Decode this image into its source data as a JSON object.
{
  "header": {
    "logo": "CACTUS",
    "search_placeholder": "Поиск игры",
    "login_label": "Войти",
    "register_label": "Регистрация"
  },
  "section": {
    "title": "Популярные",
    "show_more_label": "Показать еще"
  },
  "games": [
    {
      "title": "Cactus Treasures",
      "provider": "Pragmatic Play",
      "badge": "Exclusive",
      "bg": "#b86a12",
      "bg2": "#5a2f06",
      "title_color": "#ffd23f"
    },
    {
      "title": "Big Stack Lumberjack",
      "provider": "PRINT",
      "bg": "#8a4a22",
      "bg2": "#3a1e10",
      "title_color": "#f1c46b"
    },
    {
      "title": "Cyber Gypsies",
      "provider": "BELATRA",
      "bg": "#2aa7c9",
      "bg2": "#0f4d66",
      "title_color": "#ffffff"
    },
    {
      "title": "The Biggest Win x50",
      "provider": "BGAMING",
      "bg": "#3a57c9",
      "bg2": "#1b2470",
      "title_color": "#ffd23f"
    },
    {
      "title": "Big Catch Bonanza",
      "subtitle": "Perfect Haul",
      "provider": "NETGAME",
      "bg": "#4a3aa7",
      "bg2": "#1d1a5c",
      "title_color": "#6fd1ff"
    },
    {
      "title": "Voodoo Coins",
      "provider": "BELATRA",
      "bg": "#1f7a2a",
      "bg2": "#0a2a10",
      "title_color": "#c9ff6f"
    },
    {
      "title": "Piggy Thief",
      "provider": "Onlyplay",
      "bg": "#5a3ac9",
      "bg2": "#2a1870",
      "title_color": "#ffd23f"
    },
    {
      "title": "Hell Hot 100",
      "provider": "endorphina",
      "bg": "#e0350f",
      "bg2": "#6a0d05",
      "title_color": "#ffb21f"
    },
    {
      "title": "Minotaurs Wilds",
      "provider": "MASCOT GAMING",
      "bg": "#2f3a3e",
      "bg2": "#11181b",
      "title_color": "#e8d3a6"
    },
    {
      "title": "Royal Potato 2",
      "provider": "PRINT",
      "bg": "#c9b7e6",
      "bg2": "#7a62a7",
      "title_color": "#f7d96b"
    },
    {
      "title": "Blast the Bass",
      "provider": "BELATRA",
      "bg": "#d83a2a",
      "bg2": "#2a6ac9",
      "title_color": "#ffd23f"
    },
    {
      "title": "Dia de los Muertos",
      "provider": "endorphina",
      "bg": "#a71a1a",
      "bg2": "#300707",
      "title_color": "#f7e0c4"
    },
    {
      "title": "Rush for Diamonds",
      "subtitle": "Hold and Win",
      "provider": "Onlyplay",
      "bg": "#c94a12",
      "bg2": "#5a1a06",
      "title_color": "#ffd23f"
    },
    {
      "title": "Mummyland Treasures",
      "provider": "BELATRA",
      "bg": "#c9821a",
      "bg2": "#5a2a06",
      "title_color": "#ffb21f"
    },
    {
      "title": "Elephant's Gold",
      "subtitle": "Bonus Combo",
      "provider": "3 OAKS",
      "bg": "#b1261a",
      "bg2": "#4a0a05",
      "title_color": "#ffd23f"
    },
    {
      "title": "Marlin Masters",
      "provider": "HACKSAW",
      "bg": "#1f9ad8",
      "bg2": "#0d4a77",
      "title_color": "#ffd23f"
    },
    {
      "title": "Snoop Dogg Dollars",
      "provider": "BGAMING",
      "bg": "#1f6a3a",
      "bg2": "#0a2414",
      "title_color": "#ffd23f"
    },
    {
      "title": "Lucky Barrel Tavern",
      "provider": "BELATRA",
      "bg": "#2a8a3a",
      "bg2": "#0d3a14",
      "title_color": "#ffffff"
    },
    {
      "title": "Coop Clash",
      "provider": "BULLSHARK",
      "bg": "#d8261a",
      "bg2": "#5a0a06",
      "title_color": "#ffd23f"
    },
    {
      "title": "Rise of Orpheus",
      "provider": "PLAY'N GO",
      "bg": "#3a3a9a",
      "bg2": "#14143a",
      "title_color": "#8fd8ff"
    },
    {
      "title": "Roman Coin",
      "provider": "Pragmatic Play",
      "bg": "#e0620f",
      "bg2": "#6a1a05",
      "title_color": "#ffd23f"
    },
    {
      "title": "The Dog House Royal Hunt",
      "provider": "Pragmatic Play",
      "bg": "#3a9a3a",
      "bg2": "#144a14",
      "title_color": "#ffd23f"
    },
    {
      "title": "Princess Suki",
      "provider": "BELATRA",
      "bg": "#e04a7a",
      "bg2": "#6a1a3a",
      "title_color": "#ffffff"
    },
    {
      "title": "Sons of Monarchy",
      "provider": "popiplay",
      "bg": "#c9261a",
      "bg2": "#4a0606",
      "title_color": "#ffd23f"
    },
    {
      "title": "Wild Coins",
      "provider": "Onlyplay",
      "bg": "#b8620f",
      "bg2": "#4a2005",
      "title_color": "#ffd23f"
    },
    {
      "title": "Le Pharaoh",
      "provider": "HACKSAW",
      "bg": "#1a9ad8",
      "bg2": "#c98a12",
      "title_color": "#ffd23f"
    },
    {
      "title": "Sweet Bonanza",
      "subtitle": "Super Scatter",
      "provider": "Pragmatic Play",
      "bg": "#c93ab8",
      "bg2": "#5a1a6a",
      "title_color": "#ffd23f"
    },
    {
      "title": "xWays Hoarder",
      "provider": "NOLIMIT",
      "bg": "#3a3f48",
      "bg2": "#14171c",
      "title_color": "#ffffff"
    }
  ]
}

Required work:
Return solely the number of lines in the data that include the word "Bonanza".

Response below:
2